Task details =
Every line that contains the word "marker" should be copied.

··········

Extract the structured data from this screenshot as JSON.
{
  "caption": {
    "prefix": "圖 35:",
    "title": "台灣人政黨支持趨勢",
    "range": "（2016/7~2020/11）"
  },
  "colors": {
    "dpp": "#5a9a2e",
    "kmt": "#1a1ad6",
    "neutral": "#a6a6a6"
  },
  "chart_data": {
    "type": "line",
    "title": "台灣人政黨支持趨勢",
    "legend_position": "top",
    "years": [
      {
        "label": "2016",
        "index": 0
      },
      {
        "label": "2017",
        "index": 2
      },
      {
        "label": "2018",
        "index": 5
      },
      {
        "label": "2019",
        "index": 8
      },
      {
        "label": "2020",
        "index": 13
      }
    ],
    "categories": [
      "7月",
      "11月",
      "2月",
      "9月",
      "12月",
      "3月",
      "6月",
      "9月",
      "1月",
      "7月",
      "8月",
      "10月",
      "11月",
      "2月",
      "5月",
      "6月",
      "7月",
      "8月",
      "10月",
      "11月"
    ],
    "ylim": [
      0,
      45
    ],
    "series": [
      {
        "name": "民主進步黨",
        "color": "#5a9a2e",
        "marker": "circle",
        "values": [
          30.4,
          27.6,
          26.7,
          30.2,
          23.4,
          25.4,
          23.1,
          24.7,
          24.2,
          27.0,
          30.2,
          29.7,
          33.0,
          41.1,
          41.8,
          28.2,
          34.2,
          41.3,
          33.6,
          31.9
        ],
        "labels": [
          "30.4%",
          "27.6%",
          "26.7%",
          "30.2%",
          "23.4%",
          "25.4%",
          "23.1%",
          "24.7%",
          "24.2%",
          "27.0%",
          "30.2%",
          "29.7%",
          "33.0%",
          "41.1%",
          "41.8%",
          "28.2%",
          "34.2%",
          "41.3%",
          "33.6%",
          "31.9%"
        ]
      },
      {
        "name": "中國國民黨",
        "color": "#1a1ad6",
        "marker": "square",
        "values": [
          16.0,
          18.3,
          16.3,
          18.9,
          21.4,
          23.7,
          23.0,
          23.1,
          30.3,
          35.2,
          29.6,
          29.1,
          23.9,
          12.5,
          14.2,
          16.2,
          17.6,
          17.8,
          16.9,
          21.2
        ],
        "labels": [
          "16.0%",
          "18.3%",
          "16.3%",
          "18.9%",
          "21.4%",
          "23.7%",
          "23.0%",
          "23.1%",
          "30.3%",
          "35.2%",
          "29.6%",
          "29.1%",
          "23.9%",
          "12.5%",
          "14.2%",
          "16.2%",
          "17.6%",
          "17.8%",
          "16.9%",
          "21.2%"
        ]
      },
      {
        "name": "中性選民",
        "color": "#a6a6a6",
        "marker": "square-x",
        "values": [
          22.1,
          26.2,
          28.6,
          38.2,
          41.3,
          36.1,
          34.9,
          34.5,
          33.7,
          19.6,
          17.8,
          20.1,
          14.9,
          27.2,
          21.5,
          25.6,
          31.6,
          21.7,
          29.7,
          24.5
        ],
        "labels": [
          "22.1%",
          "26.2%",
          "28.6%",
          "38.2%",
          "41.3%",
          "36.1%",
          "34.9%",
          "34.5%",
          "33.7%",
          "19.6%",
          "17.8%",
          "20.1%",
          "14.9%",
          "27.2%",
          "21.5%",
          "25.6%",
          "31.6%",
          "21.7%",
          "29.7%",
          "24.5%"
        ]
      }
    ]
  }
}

··········

Task solution =
        "marker": "circle",
        "marker": "square",
        "marker": "square-x",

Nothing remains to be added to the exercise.